(What is needed)
Reproduce the lines below, switching each "nsky-point" to "sky-sample" and leaving everything else unchanged.

[Start of Data rows]

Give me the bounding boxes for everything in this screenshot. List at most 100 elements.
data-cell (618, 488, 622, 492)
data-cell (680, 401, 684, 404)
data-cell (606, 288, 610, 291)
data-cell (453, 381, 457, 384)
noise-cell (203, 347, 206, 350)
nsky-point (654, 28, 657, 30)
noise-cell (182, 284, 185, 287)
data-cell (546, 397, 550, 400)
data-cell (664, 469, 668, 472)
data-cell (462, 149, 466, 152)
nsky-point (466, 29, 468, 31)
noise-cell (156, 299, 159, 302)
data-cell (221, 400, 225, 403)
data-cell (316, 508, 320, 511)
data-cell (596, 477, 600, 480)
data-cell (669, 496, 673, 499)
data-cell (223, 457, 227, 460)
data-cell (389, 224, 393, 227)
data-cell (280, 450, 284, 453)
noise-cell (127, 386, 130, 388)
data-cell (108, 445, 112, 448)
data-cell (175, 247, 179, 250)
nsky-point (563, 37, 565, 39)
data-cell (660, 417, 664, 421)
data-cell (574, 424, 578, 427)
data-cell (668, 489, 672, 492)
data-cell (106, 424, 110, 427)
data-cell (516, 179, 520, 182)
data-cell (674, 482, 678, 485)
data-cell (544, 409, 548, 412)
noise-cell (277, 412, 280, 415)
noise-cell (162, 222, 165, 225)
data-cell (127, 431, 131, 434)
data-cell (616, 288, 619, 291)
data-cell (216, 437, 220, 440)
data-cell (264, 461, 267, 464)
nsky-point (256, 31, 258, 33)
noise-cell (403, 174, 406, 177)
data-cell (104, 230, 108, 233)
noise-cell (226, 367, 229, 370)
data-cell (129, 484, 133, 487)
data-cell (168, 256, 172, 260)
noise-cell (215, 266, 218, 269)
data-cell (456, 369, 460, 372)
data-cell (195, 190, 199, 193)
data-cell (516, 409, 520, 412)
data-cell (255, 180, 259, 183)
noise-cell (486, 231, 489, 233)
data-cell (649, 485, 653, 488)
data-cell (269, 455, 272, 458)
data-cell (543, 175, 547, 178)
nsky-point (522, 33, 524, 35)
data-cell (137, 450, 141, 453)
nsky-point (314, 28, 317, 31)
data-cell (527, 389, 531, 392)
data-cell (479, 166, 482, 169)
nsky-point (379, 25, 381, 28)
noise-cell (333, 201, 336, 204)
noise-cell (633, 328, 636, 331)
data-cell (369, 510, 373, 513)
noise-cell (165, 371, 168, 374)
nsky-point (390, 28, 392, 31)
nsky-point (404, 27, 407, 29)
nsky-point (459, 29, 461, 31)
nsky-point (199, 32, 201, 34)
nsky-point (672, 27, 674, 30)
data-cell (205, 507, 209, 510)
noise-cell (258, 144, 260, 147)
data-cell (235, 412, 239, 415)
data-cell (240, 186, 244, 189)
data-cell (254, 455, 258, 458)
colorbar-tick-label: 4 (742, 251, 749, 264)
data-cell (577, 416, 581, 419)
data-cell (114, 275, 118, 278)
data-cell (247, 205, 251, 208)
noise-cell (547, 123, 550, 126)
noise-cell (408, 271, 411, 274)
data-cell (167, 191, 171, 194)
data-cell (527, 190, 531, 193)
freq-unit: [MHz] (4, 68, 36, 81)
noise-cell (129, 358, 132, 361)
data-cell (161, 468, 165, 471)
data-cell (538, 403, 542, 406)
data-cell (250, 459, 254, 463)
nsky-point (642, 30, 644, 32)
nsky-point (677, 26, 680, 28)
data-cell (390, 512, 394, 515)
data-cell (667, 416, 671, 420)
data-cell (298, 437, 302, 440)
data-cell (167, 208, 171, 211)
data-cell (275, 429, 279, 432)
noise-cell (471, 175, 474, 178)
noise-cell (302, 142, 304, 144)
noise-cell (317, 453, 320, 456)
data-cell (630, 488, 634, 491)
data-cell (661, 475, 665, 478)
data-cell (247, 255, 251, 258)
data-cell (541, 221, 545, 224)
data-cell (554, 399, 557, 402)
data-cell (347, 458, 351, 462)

[End of Data rows]

(Task response)
Give me the bounding boxes for everything in this screenshot. List at most 100 elements.
data-cell (618, 488, 622, 492)
data-cell (680, 401, 684, 404)
data-cell (606, 288, 610, 291)
data-cell (453, 381, 457, 384)
noise-cell (203, 347, 206, 350)
sky-sample (654, 28, 657, 30)
noise-cell (182, 284, 185, 287)
data-cell (546, 397, 550, 400)
data-cell (664, 469, 668, 472)
data-cell (462, 149, 466, 152)
sky-sample (466, 29, 468, 31)
noise-cell (156, 299, 159, 302)
data-cell (221, 400, 225, 403)
data-cell (316, 508, 320, 511)
data-cell (596, 477, 600, 480)
data-cell (669, 496, 673, 499)
data-cell (223, 457, 227, 460)
data-cell (389, 224, 393, 227)
data-cell (280, 450, 284, 453)
noise-cell (127, 386, 130, 388)
data-cell (108, 445, 112, 448)
data-cell (175, 247, 179, 250)
sky-sample (563, 37, 565, 39)
data-cell (660, 417, 664, 421)
data-cell (574, 424, 578, 427)
data-cell (668, 489, 672, 492)
data-cell (106, 424, 110, 427)
data-cell (516, 179, 520, 182)
data-cell (674, 482, 678, 485)
data-cell (544, 409, 548, 412)
noise-cell (277, 412, 280, 415)
noise-cell (162, 222, 165, 225)
data-cell (127, 431, 131, 434)
data-cell (616, 288, 619, 291)
data-cell (216, 437, 220, 440)
data-cell (264, 461, 267, 464)
sky-sample (256, 31, 258, 33)
noise-cell (403, 174, 406, 177)
data-cell (104, 230, 108, 233)
noise-cell (226, 367, 229, 370)
data-cell (129, 484, 133, 487)
data-cell (168, 256, 172, 260)
noise-cell (215, 266, 218, 269)
data-cell (456, 369, 460, 372)
data-cell (195, 190, 199, 193)
data-cell (516, 409, 520, 412)
data-cell (255, 180, 259, 183)
noise-cell (486, 231, 489, 233)
data-cell (649, 485, 653, 488)
data-cell (269, 455, 272, 458)
data-cell (543, 175, 547, 178)
sky-sample (522, 33, 524, 35)
data-cell (137, 450, 141, 453)
sky-sample (314, 28, 317, 31)
data-cell (527, 389, 531, 392)
data-cell (479, 166, 482, 169)
sky-sample (379, 25, 381, 28)
noise-cell (333, 201, 336, 204)
noise-cell (633, 328, 636, 331)
data-cell (369, 510, 373, 513)
noise-cell (165, 371, 168, 374)
sky-sample (390, 28, 392, 31)
sky-sample (404, 27, 407, 29)
sky-sample (459, 29, 461, 31)
sky-sample (199, 32, 201, 34)
sky-sample (672, 27, 674, 30)
data-cell (205, 507, 209, 510)
noise-cell (258, 144, 260, 147)
data-cell (235, 412, 239, 415)
data-cell (240, 186, 244, 189)
data-cell (254, 455, 258, 458)
colorbar-tick-label: 4 (742, 251, 749, 264)
data-cell (577, 416, 581, 419)
data-cell (114, 275, 118, 278)
data-cell (247, 205, 251, 208)
noise-cell (547, 123, 550, 126)
noise-cell (408, 271, 411, 274)
data-cell (167, 191, 171, 194)
data-cell (527, 190, 531, 193)
freq-unit: [MHz] (4, 68, 36, 81)
noise-cell (129, 358, 132, 361)
data-cell (161, 468, 165, 471)
data-cell (538, 403, 542, 406)
data-cell (250, 459, 254, 463)
sky-sample (642, 30, 644, 32)
sky-sample (677, 26, 680, 28)
data-cell (390, 512, 394, 515)
data-cell (667, 416, 671, 420)
data-cell (298, 437, 302, 440)
data-cell (167, 208, 171, 211)
data-cell (275, 429, 279, 432)
noise-cell (471, 175, 474, 178)
noise-cell (302, 142, 304, 144)
noise-cell (317, 453, 320, 456)
data-cell (630, 488, 634, 491)
data-cell (661, 475, 665, 478)
data-cell (247, 255, 251, 258)
data-cell (541, 221, 545, 224)
data-cell (554, 399, 557, 402)
data-cell (347, 458, 351, 462)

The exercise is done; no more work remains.